* **Problem statement**: Copy each line that contains the word "JSON".

* **Supplied data**:
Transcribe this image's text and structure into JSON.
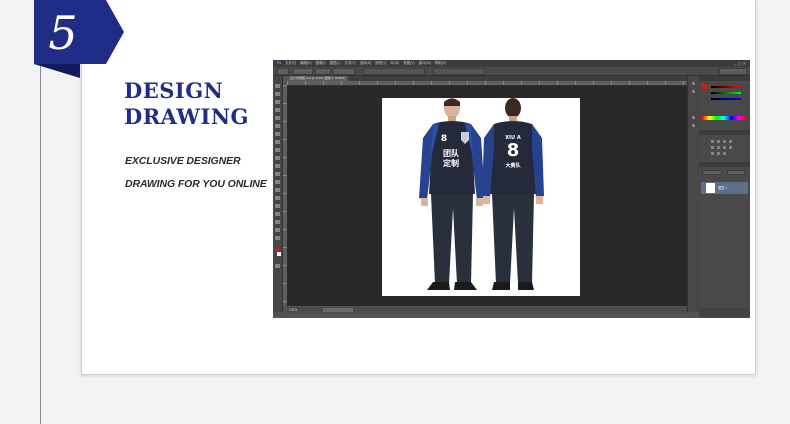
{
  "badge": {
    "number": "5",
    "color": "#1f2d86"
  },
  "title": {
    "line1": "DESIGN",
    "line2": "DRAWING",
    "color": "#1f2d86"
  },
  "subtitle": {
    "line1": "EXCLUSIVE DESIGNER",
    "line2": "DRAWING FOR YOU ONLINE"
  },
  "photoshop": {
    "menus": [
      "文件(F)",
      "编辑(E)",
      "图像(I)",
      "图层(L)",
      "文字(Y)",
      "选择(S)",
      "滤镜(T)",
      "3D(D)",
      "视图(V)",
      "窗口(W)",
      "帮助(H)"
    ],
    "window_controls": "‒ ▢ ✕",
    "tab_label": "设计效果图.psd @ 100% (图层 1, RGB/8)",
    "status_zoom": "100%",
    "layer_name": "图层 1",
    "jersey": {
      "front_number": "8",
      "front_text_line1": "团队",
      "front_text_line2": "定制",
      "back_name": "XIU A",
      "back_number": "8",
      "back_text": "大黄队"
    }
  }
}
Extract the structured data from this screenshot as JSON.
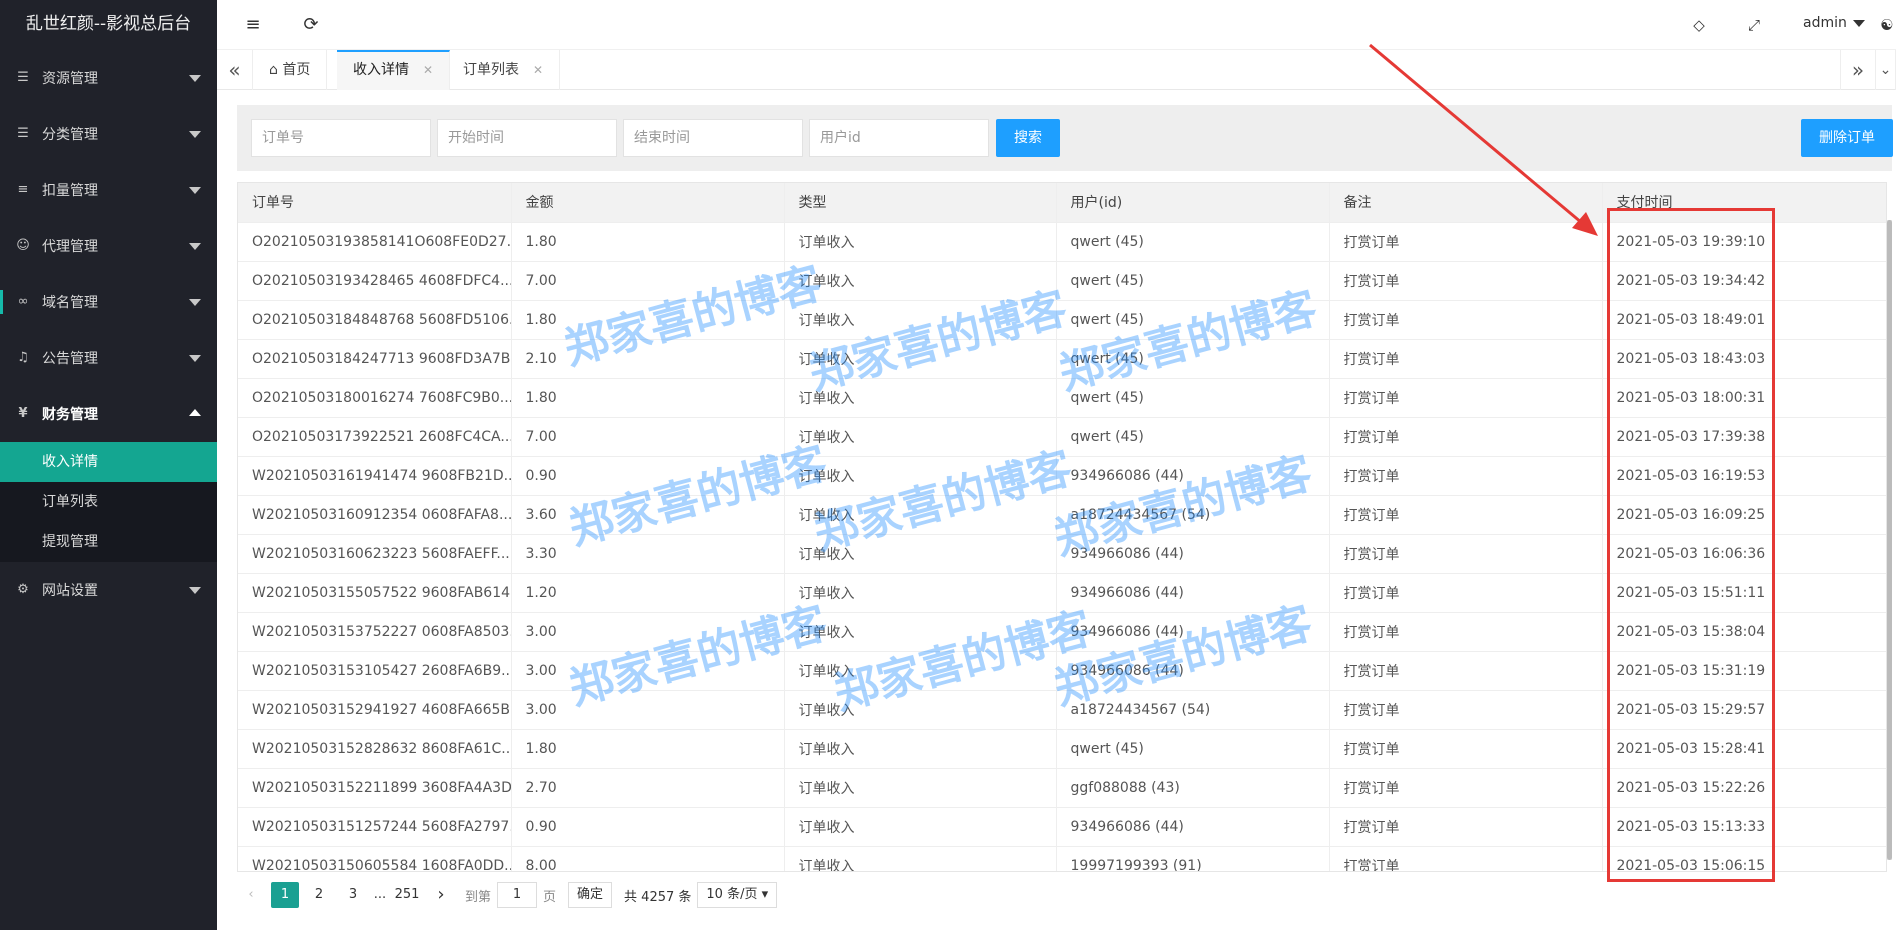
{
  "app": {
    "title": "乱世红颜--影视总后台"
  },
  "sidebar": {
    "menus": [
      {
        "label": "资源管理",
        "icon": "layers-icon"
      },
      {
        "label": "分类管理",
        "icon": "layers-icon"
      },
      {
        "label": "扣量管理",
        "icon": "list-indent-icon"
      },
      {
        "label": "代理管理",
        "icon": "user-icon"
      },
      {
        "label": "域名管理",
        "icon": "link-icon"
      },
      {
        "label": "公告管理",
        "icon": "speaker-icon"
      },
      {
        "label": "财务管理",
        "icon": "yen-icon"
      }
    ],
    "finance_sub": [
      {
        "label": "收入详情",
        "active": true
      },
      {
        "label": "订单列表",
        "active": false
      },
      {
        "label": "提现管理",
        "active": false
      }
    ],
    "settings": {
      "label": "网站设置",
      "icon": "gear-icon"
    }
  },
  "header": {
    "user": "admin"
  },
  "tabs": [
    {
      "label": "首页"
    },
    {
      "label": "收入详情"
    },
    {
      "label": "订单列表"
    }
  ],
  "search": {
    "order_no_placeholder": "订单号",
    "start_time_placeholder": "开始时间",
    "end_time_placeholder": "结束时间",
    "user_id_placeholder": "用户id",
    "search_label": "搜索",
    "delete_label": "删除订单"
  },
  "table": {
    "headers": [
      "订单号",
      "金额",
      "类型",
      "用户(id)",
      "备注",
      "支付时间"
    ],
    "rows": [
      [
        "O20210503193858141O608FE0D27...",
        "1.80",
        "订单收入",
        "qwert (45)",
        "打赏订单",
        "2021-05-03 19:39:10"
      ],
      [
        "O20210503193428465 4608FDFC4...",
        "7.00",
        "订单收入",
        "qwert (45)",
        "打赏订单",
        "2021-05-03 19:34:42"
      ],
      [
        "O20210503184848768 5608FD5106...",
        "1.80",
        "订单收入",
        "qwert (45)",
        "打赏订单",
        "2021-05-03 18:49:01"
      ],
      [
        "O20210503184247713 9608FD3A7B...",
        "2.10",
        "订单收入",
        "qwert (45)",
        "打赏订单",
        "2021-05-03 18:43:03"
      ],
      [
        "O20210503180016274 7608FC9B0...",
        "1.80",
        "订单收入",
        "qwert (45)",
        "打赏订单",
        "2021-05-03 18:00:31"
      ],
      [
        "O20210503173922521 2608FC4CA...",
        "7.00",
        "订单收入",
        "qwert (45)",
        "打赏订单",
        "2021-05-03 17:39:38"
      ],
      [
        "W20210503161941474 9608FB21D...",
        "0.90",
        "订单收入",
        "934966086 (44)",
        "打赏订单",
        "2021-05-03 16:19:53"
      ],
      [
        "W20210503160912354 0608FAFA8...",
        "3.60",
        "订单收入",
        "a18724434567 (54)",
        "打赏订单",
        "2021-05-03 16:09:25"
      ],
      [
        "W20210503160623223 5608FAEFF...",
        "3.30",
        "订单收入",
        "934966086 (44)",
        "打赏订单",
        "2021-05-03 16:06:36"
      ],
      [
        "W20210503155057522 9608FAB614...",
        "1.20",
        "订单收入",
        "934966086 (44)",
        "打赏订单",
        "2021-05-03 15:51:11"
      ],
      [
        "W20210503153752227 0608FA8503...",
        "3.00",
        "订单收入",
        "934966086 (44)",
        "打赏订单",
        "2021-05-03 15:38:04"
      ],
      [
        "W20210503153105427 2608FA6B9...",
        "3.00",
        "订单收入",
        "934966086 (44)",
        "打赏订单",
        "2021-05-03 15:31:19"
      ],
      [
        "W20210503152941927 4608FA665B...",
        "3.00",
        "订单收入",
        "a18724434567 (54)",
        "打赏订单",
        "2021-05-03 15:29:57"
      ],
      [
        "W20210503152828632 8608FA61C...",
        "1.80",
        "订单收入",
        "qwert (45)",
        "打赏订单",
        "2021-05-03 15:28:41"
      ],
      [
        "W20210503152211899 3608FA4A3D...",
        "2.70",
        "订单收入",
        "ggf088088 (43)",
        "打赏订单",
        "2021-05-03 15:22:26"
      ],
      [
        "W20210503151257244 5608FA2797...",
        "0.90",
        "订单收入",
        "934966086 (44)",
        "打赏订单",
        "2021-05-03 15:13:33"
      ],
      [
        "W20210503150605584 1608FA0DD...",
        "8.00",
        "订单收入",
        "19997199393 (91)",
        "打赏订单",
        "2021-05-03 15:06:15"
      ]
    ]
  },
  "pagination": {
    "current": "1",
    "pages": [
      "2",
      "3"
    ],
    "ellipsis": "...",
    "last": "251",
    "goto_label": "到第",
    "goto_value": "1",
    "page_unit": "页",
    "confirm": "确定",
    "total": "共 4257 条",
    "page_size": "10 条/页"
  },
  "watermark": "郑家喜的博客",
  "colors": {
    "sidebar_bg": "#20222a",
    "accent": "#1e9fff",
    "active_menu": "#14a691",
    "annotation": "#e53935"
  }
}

* **Solution for this problem**:
Transcribe this image's text and structure into JSON.
Extract the structured data from this screenshot as JSON.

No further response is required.